(Stored records)
###

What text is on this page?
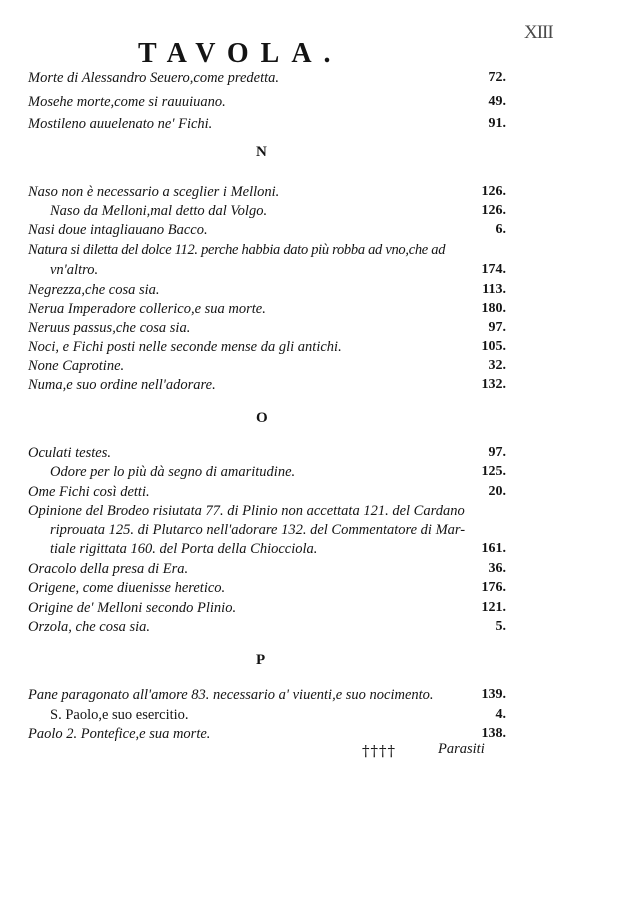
XIII
TAVOLA.
Morte di Alessandro Seuero,come predetta.	72.
Mosehe morte,come si rauuiuano.	49.
Mostileno auuelenato ne' Fichi.	91.
N
Naso non è necessario a sceglier i Melloni.	126.
Naso da Melloni,mal detto dal Volgo.	126.
Nasi doue intagliauano Bacco.	6.
Natura si diletta del dolce 112. perche habbia dato più robba ad vno,che ad
vn'altro.	174.
Negrezza,che cosa sia.	113.
Nerua Imperadore collerico,e sua morte.	180.
Neruus passus,che cosa sia.	97.
Noci, e Fichi posti nelle seconde mense da gli antichi.	105.
None Caprotine.	32.
Numa,e suo ordine nell'adorare.	132.
O
Oculati testes.	97.
Odore per lo più dà segno di amaritudine.	125.
Ome Fichi così detti.	20.
Opinione del Brodeo risiutata 77. di Plinio non accettata 121. del Cardano
riprouata 125. di Plutarco nell'adorare 132. del Commentatore di Mar-
tiale rigittata 160. del Porta della Chiocciola.	161.
Oracolo della presa di Era.	36.
Origene, come diuenisse heretico.	176.
Origine de' Melloni secondo Plinio.	121.
Orzola, che cosa sia.	5.
P
Pane paragonato all'amore 83. necessario a' viuenti,e suo nocimento.	139.
S. Paolo,e suo esercitio.	4.
Paolo 2. Pontefice,e sua morte.	138.
††††	Parasiti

###

Reproduce the whole listing word for word, setting aside any pictures.

What text is on this page?
XIII
TAVOLA.
Morte di Alessandro Seuero,come predetta.	72.
Mosehe morte,come si rauuiuano.	49.
Mostileno auuelenato ne' Fichi.	91.
N
Naso non è necessario a sceglier i Melloni.	126.
Naso da Melloni,mal detto dal Volgo.	126.
Nasi doue intagliauano Bacco.	6.
Natura si diletta del dolce 112. perche habbia dato più robba ad vno,che ad
vn'altro.	174.
Negrezza,che cosa sia.	113.
Nerua Imperadore collerico,e sua morte.	180.
Neruus passus,che cosa sia.	97.
Noci, e Fichi posti nelle seconde mense da gli antichi.	105.
None Caprotine.	32.
Numa,e suo ordine nell'adorare.	132.
O
Oculati testes.	97.
Odore per lo più dà segno di amaritudine.	125.
Ome Fichi così detti.	20.
Opinione del Brodeo risiutata 77. di Plinio non accettata 121. del Cardano
riprouata 125. di Plutarco nell'adorare 132. del Commentatore di Mar-
tiale rigittata 160. del Porta della Chiocciola.	161.
Oracolo della presa di Era.	36.
Origene, come diuenisse heretico.	176.
Origine de' Melloni secondo Plinio.	121.
Orzola, che cosa sia.	5.
P
Pane paragonato all'amore 83. necessario a' viuenti,e suo nocimento.	139.
S. Paolo,e suo esercitio.	4.
Paolo 2. Pontefice,e sua morte.	138.
††††	Parasiti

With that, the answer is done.